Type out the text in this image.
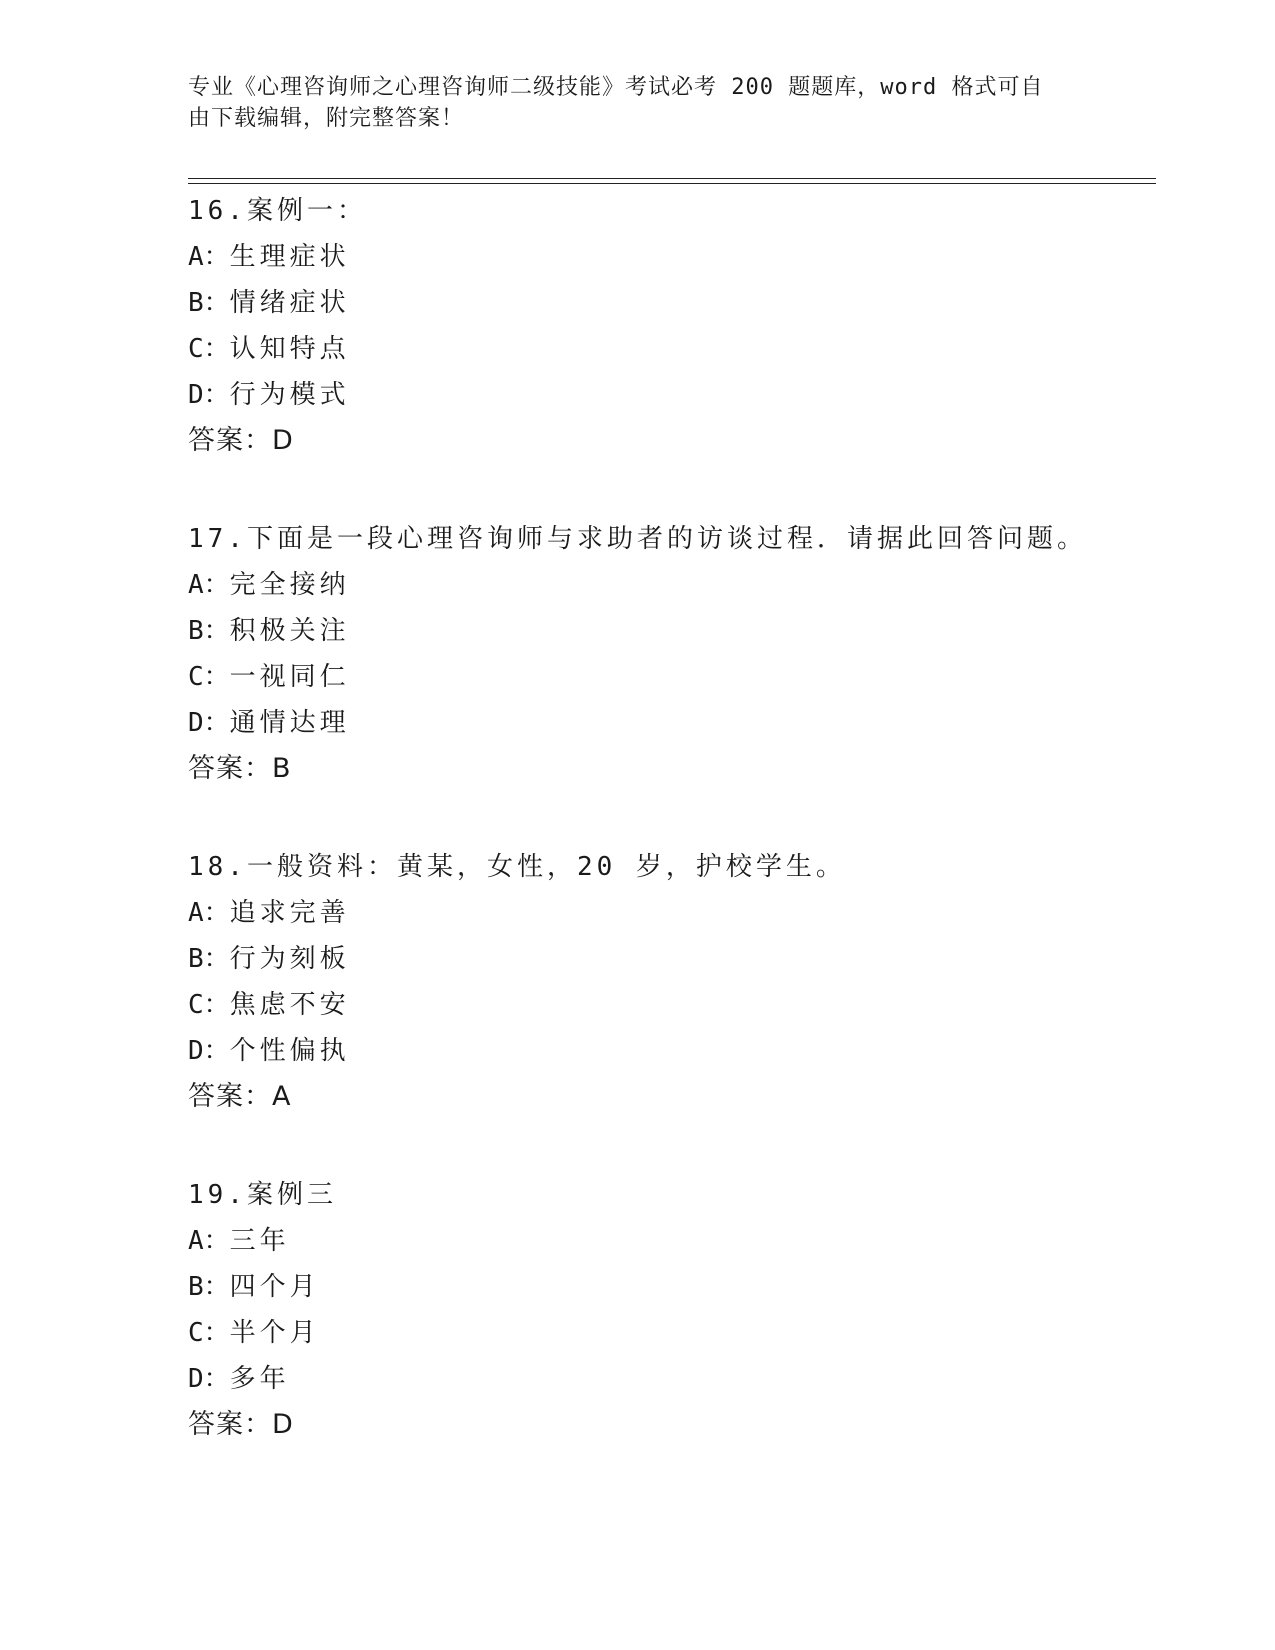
专业《心理咨询师之心理咨询师二级技能》考试必考 200 题题库，word 格式可自
由下载编辑，附完整答案！
16.案例一：
A：生理症状
B：情绪症状
C：认知特点
D：行为模式
答案：D
17.下面是一段心理咨询师与求助者的访谈过程．请据此回答问题。
A：完全接纳
B：积极关注
C：一视同仁
D：通情达理
答案：B
18.一般资料：黄某，女性，20 岁，护校学生。
A：追求完善
B：行为刻板
C：焦虑不安
D：个性偏执
答案：A
19.案例三
A：三年
B：四个月
C：半个月
D：多年
答案：D
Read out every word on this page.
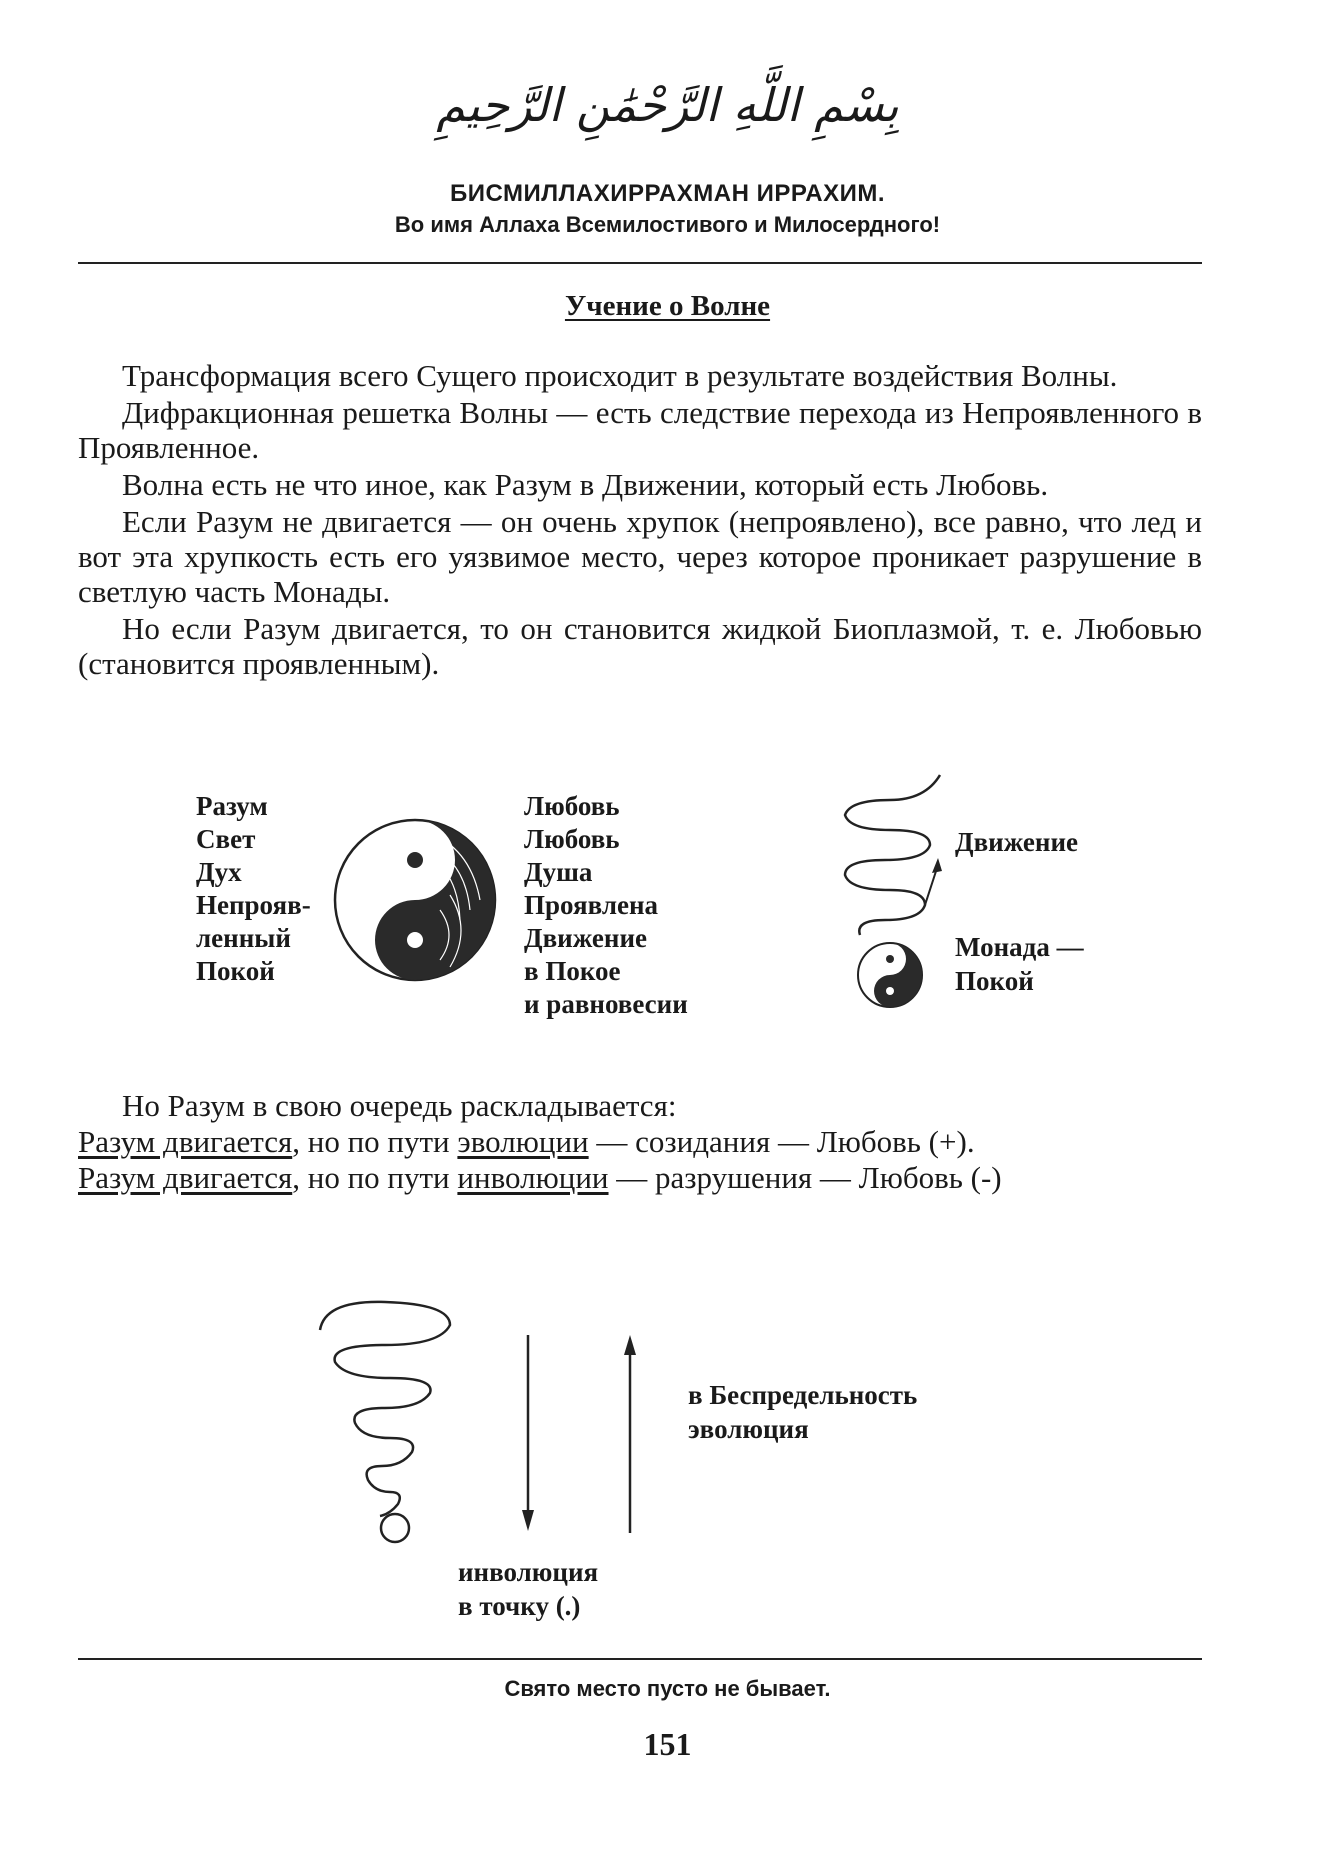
بِسْمِ اللَّهِ الرَّحْمَٰنِ الرَّحِيمِ
БИСМИЛЛАХИРРАХМАН ИРРАХИМ.
Во имя Аллаха Всемилостивого и Милосердного!
Учение о Волне

Трансформация всего Сущего происходит в результате воздействия Волны.

Дифракционная решетка Волны — есть следствие перехода из Непроявленного в Проявленное.

Волна есть не что иное, как Разум в Движении, который есть Любовь.

Если Разум не двигается — он очень хрупок (непроявлено), все равно, что лед и вот эта хрупкость есть его уязвимое место, через которое проникает разрушение в светлую часть Монады.

Но если Разум двигается, то он становится жидкой Биоплазмой, т. е. Любовью (становится проявленным).

Разум
Свет
Дух
Непрояв-
ленный
Покой
Любовь
Любовь
Душа
Проявлена
Движение
в Покое
и равновесии
Движение
Монада —
Покой
Но Разум в свою очередь раскладывается:
Разум двигается, но по пути эволюции — созидания — Любовь (+).
Разум двигается, но по пути инволюции — разрушения — Любовь (-)
в Беспредельность
эволюция
инволюция
в точку (.)
Свято место пусто не бывает.
151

◇ ◇ ◇ ◇ ◇

--- YOUR OBJECTIVE ---
Copy all lines in the listing above where the string "Разум" appears.

--- TASK SOLUTION ---
Волна есть не что иное, как Разум в Движении, который есть Любовь.
Если Разум не двигается — он очень хрупок (непроявлено), все равно, что лед и вот эта хрупкость есть его уязвимое место, через которое проникает разрушение в светлую часть Монады.
Но если Разум двигается, то он становится жидкой Биоплазмой, т. е. Любовью (становится проявленным).
Разум
Но Разум в свою очередь раскладывается:
Разум двигается, но по пути эволюции — созидания — Любовь (+).
Разум двигается, но по пути инволюции — разрушения — Любовь (-)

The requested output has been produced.